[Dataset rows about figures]
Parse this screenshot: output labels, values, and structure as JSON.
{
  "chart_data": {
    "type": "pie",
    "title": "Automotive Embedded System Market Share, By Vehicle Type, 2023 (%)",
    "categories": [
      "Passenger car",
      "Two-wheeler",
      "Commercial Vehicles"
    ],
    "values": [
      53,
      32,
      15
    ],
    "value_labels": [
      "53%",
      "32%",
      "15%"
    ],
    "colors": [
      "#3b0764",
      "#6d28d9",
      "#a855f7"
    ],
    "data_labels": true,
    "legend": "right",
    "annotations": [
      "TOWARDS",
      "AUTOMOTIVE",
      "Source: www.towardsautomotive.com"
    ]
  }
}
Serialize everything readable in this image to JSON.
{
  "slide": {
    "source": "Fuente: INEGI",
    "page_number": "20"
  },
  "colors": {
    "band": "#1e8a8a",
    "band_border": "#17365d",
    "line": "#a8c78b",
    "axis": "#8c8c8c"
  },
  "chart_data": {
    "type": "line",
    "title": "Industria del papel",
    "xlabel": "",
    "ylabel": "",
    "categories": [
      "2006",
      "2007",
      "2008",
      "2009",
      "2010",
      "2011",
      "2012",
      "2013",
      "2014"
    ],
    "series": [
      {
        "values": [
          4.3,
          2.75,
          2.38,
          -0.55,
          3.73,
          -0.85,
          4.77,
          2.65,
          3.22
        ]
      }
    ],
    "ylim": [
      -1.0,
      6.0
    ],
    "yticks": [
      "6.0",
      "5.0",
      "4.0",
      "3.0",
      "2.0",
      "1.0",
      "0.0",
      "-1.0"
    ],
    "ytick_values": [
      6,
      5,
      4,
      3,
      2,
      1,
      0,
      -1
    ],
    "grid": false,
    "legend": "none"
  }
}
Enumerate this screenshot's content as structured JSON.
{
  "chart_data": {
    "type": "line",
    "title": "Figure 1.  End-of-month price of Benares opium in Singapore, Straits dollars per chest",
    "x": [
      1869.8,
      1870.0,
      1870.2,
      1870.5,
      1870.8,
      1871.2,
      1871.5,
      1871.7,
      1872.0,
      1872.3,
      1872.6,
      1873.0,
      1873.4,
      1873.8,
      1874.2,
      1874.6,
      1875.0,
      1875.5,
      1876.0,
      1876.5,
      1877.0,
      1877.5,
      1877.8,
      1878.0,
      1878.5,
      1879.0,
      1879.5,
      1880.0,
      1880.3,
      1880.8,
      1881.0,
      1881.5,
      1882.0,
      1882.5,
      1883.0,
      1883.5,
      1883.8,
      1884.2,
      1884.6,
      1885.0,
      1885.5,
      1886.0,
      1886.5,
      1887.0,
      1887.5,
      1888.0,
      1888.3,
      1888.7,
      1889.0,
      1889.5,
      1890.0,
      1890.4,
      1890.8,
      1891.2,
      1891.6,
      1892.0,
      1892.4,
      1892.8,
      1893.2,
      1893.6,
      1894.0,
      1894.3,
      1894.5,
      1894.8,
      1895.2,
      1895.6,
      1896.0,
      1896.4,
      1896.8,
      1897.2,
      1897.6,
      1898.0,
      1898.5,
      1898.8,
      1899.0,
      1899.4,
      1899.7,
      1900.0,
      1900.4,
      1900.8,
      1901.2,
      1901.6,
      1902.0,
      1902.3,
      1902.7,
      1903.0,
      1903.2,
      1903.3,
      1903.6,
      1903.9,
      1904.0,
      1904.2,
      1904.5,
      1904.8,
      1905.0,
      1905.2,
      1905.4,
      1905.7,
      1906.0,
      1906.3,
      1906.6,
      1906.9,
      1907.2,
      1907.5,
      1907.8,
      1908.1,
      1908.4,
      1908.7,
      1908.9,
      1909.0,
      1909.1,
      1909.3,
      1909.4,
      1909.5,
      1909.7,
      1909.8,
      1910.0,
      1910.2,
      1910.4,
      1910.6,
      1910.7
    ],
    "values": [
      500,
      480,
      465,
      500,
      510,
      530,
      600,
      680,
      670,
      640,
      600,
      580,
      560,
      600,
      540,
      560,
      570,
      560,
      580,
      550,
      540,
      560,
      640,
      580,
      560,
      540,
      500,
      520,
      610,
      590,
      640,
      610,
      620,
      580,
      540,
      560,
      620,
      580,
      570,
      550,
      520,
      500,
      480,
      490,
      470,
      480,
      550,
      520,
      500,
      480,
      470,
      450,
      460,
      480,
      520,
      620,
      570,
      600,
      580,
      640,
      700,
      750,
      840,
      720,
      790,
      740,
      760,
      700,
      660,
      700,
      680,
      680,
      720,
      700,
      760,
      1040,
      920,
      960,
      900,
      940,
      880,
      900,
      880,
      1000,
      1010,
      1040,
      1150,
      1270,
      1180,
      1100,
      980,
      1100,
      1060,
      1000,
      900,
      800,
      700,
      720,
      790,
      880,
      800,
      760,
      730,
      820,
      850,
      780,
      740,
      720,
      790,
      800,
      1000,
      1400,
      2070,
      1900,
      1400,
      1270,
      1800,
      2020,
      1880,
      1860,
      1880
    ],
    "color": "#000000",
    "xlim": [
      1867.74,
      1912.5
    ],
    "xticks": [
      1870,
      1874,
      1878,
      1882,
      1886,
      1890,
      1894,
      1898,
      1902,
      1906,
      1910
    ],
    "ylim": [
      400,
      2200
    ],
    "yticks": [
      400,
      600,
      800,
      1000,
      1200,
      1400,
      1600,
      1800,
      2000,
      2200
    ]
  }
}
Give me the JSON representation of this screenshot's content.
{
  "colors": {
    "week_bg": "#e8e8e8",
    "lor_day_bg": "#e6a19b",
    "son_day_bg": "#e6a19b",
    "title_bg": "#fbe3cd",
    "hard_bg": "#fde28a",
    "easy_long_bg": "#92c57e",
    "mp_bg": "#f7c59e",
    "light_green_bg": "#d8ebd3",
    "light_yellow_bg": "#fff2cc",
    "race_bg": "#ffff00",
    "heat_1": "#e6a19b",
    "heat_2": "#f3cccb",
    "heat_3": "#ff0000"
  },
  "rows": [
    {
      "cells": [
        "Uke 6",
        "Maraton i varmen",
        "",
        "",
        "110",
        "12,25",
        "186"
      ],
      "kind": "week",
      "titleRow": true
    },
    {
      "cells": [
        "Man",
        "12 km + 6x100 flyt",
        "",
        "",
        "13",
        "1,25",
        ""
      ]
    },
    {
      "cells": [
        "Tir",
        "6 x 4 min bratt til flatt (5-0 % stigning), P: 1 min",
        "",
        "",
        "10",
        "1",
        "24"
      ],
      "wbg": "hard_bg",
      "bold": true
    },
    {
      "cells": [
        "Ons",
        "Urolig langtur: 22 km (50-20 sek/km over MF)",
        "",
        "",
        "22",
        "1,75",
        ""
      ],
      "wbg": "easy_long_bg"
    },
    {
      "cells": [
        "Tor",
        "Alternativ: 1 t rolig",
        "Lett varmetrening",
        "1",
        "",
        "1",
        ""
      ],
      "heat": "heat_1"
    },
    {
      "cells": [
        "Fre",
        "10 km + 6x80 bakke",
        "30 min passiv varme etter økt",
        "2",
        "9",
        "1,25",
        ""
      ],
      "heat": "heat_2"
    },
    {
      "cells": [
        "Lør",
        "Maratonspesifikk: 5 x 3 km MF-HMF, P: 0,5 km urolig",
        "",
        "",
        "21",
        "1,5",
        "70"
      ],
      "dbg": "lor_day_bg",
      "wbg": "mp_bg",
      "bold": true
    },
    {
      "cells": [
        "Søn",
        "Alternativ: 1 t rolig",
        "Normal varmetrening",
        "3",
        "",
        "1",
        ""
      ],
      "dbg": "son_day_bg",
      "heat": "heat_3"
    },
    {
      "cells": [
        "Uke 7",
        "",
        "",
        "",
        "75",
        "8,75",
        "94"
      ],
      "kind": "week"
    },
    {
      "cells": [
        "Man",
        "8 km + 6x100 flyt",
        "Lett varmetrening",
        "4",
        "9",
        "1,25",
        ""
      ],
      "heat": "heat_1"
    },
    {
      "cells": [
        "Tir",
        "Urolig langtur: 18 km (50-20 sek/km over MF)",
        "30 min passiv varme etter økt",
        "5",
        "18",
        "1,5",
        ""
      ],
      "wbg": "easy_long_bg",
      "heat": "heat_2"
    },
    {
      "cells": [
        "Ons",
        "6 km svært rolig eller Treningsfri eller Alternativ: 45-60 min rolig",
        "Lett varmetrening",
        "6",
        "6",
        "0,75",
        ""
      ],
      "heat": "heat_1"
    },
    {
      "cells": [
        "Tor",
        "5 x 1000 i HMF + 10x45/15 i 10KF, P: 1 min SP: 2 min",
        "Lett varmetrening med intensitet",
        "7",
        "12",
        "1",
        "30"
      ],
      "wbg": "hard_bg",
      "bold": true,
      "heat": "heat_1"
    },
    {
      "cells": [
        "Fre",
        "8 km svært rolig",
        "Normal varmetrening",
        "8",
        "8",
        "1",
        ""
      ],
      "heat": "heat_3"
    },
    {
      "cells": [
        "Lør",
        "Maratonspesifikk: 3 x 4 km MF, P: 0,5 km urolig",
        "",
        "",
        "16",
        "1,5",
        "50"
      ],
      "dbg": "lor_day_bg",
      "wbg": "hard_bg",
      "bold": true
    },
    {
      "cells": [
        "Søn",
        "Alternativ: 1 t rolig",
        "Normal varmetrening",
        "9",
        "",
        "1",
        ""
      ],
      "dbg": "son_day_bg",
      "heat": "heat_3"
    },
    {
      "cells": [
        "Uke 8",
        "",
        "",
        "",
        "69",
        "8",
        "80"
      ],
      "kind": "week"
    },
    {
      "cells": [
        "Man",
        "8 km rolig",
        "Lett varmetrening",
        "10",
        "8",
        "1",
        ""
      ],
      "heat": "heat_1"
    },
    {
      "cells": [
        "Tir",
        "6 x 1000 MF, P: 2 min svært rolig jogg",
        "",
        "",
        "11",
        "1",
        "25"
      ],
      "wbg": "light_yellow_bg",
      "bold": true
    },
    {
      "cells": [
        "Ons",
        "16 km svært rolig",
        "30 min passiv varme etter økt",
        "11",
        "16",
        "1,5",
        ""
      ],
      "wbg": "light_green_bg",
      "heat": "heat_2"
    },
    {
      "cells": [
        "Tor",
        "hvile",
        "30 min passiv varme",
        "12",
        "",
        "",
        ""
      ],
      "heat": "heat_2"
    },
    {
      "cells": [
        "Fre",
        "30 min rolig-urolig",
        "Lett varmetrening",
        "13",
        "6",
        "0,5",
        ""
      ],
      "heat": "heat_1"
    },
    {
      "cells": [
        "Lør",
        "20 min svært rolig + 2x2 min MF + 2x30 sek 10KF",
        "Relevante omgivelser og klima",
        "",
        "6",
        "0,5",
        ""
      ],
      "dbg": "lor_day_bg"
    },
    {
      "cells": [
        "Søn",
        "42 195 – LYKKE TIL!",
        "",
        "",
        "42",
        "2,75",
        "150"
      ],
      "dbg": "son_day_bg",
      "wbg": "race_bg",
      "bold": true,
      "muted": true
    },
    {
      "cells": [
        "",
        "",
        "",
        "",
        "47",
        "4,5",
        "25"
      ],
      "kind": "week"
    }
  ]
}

◆ Brief:
Point out every line holding the string "content" and copy it.

◆ In response:
Enumerate this screenshot's content as structured JSON.
Give me the JSON representation of this screenshot's content.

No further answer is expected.